-- start Information shown --
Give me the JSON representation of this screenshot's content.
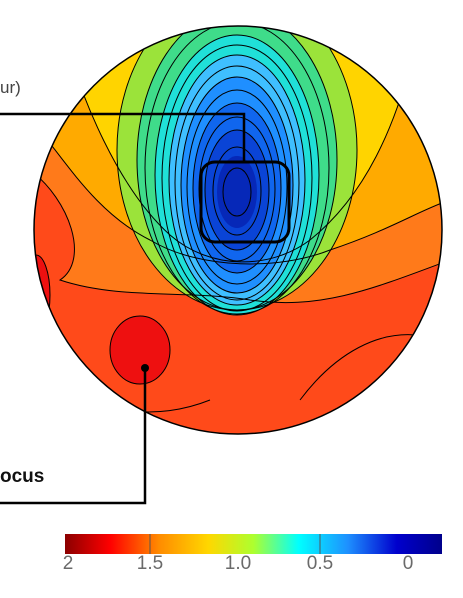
{
  "labels": {
    "top_fragment": "ur)",
    "bottom_fragment": "ocus"
  },
  "colorbar": {
    "tick_labels": [
      "2",
      "1.5",
      "1.0",
      "0.5",
      "0"
    ],
    "tick_values": [
      2,
      1.5,
      1.0,
      0.5,
      0
    ],
    "colormap": [
      "#8b0000",
      "#ff0000",
      "#ff8c00",
      "#ffd700",
      "#adff2f",
      "#00ffff",
      "#1e90ff",
      "#0000cd",
      "#00008b"
    ]
  },
  "colors": {
    "outline": "#000000",
    "contour_line": "#000000"
  }
}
-- end Information shown --
# What is asked
Transcribe each entry precisely as given, leaving the pictures out.

# Correct output
Give me the JSON representation of this screenshot's content.
{
  "labels": {
    "top_fragment": "ur)",
    "bottom_fragment": "ocus"
  },
  "colorbar": {
    "tick_labels": [
      "2",
      "1.5",
      "1.0",
      "0.5",
      "0"
    ],
    "tick_values": [
      2,
      1.5,
      1.0,
      0.5,
      0
    ],
    "colormap": [
      "#8b0000",
      "#ff0000",
      "#ff8c00",
      "#ffd700",
      "#adff2f",
      "#00ffff",
      "#1e90ff",
      "#0000cd",
      "#00008b"
    ]
  },
  "colors": {
    "outline": "#000000",
    "contour_line": "#000000"
  }
}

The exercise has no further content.